* _GIVEN EXERCISE_
Go through the data below. List every line that holds the word "correlated".

* _TASK DATA_
>> start

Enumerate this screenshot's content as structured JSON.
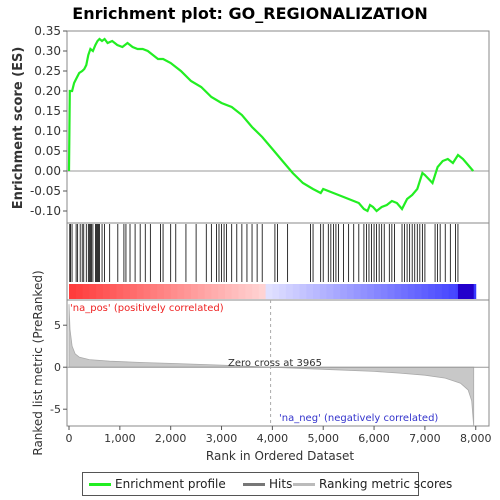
{
  "chart_data": {
    "type": "line",
    "title": "Enrichment plot: GO_REGIONALIZATION",
    "top_panel": {
      "ylabel": "Enrichment score (ES)",
      "ylim": [
        -0.13,
        0.35
      ],
      "yticks": [
        "0.35",
        "0.30",
        "0.25",
        "0.20",
        "0.15",
        "0.10",
        "0.05",
        "0.00",
        "-0.05",
        "-0.10"
      ],
      "ytick_values": [
        0.35,
        0.3,
        0.25,
        0.2,
        0.15,
        0.1,
        0.05,
        0.0,
        -0.05,
        -0.1
      ],
      "series_color": "#22ee22",
      "es_curve": [
        [
          0,
          0
        ],
        [
          15,
          0.2
        ],
        [
          60,
          0.2
        ],
        [
          100,
          0.22
        ],
        [
          140,
          0.23
        ],
        [
          200,
          0.245
        ],
        [
          260,
          0.25
        ],
        [
          300,
          0.255
        ],
        [
          340,
          0.265
        ],
        [
          380,
          0.29
        ],
        [
          420,
          0.305
        ],
        [
          470,
          0.3
        ],
        [
          520,
          0.315
        ],
        [
          560,
          0.325
        ],
        [
          600,
          0.33
        ],
        [
          650,
          0.325
        ],
        [
          700,
          0.33
        ],
        [
          760,
          0.32
        ],
        [
          850,
          0.325
        ],
        [
          950,
          0.315
        ],
        [
          1050,
          0.31
        ],
        [
          1150,
          0.32
        ],
        [
          1250,
          0.31
        ],
        [
          1350,
          0.305
        ],
        [
          1450,
          0.305
        ],
        [
          1550,
          0.3
        ],
        [
          1650,
          0.29
        ],
        [
          1750,
          0.28
        ],
        [
          1850,
          0.28
        ],
        [
          2000,
          0.27
        ],
        [
          2200,
          0.25
        ],
        [
          2400,
          0.225
        ],
        [
          2600,
          0.21
        ],
        [
          2800,
          0.185
        ],
        [
          3000,
          0.17
        ],
        [
          3200,
          0.16
        ],
        [
          3400,
          0.14
        ],
        [
          3600,
          0.11
        ],
        [
          3800,
          0.085
        ],
        [
          4000,
          0.055
        ],
        [
          4200,
          0.025
        ],
        [
          4400,
          -0.005
        ],
        [
          4600,
          -0.03
        ],
        [
          4800,
          -0.045
        ],
        [
          4950,
          -0.055
        ],
        [
          5000,
          -0.045
        ],
        [
          5200,
          -0.055
        ],
        [
          5400,
          -0.065
        ],
        [
          5600,
          -0.075
        ],
        [
          5700,
          -0.08
        ],
        [
          5800,
          -0.095
        ],
        [
          5870,
          -0.1
        ],
        [
          5920,
          -0.085
        ],
        [
          5980,
          -0.09
        ],
        [
          6050,
          -0.1
        ],
        [
          6150,
          -0.09
        ],
        [
          6250,
          -0.085
        ],
        [
          6350,
          -0.075
        ],
        [
          6450,
          -0.08
        ],
        [
          6550,
          -0.095
        ],
        [
          6650,
          -0.07
        ],
        [
          6750,
          -0.06
        ],
        [
          6850,
          -0.045
        ],
        [
          6950,
          -0.005
        ],
        [
          7000,
          -0.01
        ],
        [
          7150,
          -0.03
        ],
        [
          7250,
          0.01
        ],
        [
          7350,
          0.025
        ],
        [
          7450,
          0.03
        ],
        [
          7550,
          0.02
        ],
        [
          7650,
          0.04
        ],
        [
          7750,
          0.03
        ],
        [
          7850,
          0.015
        ],
        [
          7950,
          0.0
        ]
      ],
      "xlim": [
        0,
        8000
      ]
    },
    "hits_panel": {
      "hit_positions": [
        15,
        30,
        60,
        140,
        170,
        220,
        260,
        290,
        340,
        380,
        400,
        420,
        440,
        470,
        520,
        540,
        560,
        580,
        600,
        650,
        700,
        800,
        960,
        1080,
        1120,
        1200,
        1300,
        1400,
        1500,
        1600,
        1800,
        1850,
        2000,
        2100,
        2300,
        2500,
        2700,
        2800,
        2900,
        2950,
        3000,
        3050,
        3100,
        3200,
        3300,
        3400,
        3500,
        3600,
        3700,
        3800,
        4050,
        4100,
        4300,
        4750,
        4800,
        4950,
        5000,
        5100,
        5150,
        5200,
        5250,
        5300,
        5400,
        5500,
        5600,
        5700,
        5800,
        5850,
        5900,
        5950,
        6000,
        6050,
        6100,
        6150,
        6200,
        6300,
        6350,
        6400,
        6550,
        6600,
        6650,
        6700,
        6750,
        6800,
        6850,
        6900,
        6950,
        7000,
        7200,
        7250,
        7300,
        7400,
        7500,
        7600,
        7650
      ]
    },
    "rank_panel": {
      "ylabel": "Ranked list metric (PreRanked)",
      "xlabel": "Rank in Ordered Dataset",
      "ylim": [
        -7,
        8
      ],
      "yticks": [
        "5",
        "0",
        "-5"
      ],
      "ytick_values": [
        5,
        0,
        -5
      ],
      "xticks": [
        "0",
        "1,000",
        "2,000",
        "3,000",
        "4,000",
        "5,000",
        "6,000",
        "7,000",
        "8,000"
      ],
      "xtick_values": [
        0,
        1000,
        2000,
        3000,
        4000,
        5000,
        6000,
        7000,
        8000
      ],
      "zero_cross": 3965,
      "zero_cross_label": "Zero cross at 3965",
      "pos_label": "'na_pos' (positively correlated)",
      "neg_label": "'na_neg' (negatively correlated)",
      "pos_color": "#ff3333",
      "neg_color": "#3333ee",
      "metric_curve": [
        [
          0,
          7.5
        ],
        [
          20,
          4.5
        ],
        [
          60,
          2.5
        ],
        [
          120,
          1.6
        ],
        [
          200,
          1.2
        ],
        [
          400,
          0.9
        ],
        [
          800,
          0.72
        ],
        [
          1500,
          0.55
        ],
        [
          2000,
          0.45
        ],
        [
          3000,
          0.25
        ],
        [
          3965,
          0.0
        ],
        [
          5000,
          -0.25
        ],
        [
          6000,
          -0.5
        ],
        [
          6500,
          -0.7
        ],
        [
          7000,
          -0.95
        ],
        [
          7400,
          -1.3
        ],
        [
          7700,
          -1.9
        ],
        [
          7850,
          -2.7
        ],
        [
          7920,
          -4.0
        ],
        [
          7960,
          -7.0
        ]
      ],
      "xlim": [
        0,
        8000
      ]
    },
    "legend": {
      "items": [
        {
          "label": "Enrichment profile",
          "color": "#22ee22"
        },
        {
          "label": "Hits",
          "color": "#777777"
        },
        {
          "label": "Ranking metric scores",
          "color": "#bbbbbb"
        }
      ]
    }
  }
}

>> end

* _RESULT FOR THIS EXERCISE_
      "pos_label": "'na_pos' (positively correlated)",
      "neg_label": "'na_neg' (negatively correlated)",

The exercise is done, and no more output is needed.